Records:
-- BEGIN --

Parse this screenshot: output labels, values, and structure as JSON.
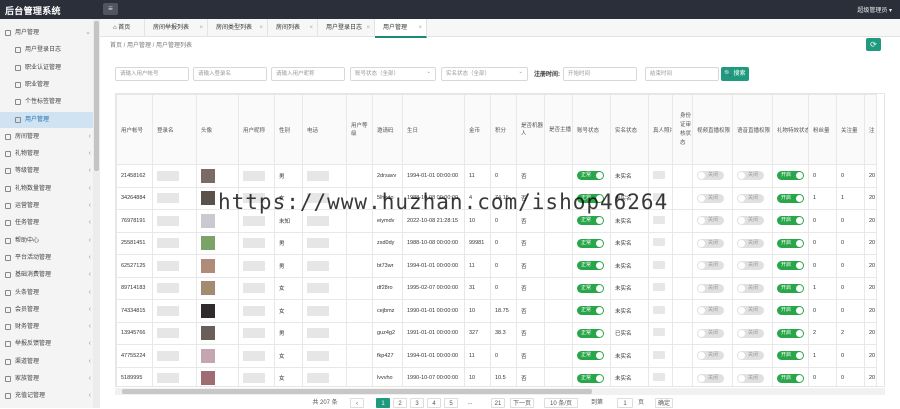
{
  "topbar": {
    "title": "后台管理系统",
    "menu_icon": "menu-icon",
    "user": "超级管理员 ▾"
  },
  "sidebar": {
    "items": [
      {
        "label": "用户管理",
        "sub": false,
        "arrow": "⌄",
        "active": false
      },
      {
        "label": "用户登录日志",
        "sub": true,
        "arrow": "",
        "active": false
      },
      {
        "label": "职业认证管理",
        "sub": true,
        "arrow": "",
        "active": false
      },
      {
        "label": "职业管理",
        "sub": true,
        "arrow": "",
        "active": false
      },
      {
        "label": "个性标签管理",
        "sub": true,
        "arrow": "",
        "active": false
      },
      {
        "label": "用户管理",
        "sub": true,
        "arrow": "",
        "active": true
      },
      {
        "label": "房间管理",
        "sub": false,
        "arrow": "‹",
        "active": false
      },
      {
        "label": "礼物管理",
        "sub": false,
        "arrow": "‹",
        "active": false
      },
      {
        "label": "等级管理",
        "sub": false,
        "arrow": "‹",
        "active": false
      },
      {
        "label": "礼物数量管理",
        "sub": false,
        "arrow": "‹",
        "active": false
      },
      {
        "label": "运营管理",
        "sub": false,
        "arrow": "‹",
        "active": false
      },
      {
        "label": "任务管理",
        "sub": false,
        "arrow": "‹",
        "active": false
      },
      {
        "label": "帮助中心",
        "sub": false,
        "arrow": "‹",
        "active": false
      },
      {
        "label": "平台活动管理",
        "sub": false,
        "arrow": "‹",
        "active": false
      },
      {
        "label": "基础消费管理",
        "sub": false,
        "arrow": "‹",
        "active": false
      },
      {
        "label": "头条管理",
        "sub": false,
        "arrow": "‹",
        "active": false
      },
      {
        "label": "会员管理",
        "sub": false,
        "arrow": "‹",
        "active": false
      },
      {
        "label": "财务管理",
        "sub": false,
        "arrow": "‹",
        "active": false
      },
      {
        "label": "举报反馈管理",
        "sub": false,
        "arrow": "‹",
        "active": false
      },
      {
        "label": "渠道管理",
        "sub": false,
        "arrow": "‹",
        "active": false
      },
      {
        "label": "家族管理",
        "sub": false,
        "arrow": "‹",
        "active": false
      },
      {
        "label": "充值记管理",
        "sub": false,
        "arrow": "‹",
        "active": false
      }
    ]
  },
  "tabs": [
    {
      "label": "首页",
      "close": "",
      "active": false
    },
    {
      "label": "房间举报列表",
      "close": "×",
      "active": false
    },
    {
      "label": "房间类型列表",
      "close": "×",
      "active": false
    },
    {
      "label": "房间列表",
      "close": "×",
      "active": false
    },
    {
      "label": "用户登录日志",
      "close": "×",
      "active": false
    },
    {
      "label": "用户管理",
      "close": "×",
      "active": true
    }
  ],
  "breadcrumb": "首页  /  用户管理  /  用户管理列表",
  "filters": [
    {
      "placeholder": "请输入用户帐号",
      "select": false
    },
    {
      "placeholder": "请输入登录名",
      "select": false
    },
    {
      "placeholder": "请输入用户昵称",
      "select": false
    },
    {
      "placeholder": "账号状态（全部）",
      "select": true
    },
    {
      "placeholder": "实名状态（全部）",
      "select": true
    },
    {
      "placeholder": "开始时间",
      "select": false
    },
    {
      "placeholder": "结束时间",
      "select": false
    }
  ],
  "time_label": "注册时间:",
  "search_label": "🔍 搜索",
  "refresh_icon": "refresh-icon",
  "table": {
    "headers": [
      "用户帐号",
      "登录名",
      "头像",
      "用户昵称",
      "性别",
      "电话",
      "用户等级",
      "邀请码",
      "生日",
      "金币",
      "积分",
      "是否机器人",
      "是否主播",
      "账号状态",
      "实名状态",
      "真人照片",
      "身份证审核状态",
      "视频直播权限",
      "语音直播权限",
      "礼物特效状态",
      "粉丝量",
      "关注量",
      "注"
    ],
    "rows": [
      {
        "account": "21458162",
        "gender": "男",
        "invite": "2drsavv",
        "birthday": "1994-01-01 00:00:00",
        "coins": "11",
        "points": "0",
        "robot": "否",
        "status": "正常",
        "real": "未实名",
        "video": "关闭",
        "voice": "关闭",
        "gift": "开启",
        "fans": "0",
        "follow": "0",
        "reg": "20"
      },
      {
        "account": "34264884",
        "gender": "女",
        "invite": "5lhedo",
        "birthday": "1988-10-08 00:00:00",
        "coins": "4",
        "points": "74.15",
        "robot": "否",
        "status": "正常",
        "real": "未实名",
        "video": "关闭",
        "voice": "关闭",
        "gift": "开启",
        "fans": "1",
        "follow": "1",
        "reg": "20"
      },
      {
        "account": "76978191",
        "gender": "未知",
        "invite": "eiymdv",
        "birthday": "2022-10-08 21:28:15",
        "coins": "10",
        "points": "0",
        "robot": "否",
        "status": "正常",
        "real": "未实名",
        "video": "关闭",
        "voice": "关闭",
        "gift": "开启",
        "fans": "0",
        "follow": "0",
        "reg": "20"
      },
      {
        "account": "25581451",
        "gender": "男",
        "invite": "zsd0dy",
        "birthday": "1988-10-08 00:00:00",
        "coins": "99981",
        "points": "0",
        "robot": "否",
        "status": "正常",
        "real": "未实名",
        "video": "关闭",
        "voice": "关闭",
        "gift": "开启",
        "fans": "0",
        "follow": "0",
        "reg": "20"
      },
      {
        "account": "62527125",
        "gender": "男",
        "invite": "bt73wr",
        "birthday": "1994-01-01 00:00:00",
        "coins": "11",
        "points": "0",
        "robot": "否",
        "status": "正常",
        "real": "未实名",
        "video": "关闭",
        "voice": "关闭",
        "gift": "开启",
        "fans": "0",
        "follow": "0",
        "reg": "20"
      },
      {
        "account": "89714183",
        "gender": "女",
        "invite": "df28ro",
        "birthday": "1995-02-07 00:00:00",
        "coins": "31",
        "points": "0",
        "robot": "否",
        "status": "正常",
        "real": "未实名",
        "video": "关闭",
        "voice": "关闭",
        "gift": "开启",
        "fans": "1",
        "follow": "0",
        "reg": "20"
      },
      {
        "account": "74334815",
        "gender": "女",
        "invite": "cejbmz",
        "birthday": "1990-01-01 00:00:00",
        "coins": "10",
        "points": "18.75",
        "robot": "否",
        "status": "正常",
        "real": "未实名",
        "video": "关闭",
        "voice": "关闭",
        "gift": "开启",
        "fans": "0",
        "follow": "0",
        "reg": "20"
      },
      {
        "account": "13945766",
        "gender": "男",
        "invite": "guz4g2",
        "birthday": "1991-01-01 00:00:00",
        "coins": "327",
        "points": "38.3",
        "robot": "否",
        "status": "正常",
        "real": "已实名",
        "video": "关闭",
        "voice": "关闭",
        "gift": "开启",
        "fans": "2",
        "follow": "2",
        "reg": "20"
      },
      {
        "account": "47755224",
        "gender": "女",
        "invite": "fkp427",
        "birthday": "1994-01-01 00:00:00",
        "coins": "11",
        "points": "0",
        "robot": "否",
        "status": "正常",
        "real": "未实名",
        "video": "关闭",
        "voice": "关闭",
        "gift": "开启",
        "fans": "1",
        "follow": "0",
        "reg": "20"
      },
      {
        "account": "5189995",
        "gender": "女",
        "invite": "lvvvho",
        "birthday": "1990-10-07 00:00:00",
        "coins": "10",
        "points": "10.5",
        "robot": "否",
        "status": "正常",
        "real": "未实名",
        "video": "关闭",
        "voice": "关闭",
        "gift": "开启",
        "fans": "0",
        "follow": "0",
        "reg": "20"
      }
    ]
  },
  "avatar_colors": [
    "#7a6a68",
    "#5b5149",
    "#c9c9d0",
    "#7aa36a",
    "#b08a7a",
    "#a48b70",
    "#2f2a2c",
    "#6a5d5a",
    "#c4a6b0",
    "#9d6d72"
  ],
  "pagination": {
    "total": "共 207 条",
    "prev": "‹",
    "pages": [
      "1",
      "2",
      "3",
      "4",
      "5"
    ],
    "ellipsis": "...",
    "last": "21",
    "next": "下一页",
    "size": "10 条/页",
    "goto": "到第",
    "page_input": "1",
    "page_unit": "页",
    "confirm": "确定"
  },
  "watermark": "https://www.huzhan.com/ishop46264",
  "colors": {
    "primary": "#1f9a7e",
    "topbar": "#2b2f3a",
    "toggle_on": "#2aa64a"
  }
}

-- END --
-- BEGIN --

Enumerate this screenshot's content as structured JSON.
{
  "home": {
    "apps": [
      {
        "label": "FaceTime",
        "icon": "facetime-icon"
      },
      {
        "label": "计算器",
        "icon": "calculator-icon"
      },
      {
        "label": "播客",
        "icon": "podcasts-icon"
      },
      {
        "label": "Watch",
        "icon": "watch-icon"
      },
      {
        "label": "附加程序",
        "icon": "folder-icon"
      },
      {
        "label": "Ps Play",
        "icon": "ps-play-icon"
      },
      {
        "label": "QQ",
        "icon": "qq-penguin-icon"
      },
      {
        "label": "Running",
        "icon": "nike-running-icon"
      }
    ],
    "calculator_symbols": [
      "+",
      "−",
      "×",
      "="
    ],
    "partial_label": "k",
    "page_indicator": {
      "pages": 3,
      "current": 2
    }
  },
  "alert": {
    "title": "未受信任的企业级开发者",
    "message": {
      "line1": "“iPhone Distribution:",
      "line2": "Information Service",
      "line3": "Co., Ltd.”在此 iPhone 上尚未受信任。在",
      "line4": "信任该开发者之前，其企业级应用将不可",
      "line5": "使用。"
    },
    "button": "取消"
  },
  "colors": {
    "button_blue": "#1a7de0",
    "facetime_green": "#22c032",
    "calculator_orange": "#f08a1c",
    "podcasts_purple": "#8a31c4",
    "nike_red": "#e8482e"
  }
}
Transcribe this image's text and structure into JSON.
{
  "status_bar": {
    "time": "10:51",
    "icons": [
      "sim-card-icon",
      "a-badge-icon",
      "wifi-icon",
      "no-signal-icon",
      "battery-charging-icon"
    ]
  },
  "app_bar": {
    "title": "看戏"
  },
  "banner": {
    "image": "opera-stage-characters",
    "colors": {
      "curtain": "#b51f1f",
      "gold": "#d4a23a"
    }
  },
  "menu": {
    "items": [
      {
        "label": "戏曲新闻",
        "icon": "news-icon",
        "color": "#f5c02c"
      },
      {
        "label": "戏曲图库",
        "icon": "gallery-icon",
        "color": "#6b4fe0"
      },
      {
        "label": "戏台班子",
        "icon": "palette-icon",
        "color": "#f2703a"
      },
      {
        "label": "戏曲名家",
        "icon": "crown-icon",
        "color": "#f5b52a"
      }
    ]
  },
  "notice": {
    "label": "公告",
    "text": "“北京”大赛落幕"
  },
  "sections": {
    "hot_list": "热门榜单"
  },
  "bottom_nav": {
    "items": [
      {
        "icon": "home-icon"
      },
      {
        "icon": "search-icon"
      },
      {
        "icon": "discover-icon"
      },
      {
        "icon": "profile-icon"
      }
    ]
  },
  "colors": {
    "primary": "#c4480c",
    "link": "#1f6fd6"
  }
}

-- END --

- Stated problem: Of the lines in the entries, how many include the word "account"? State only the number.

- Exercise answer: 10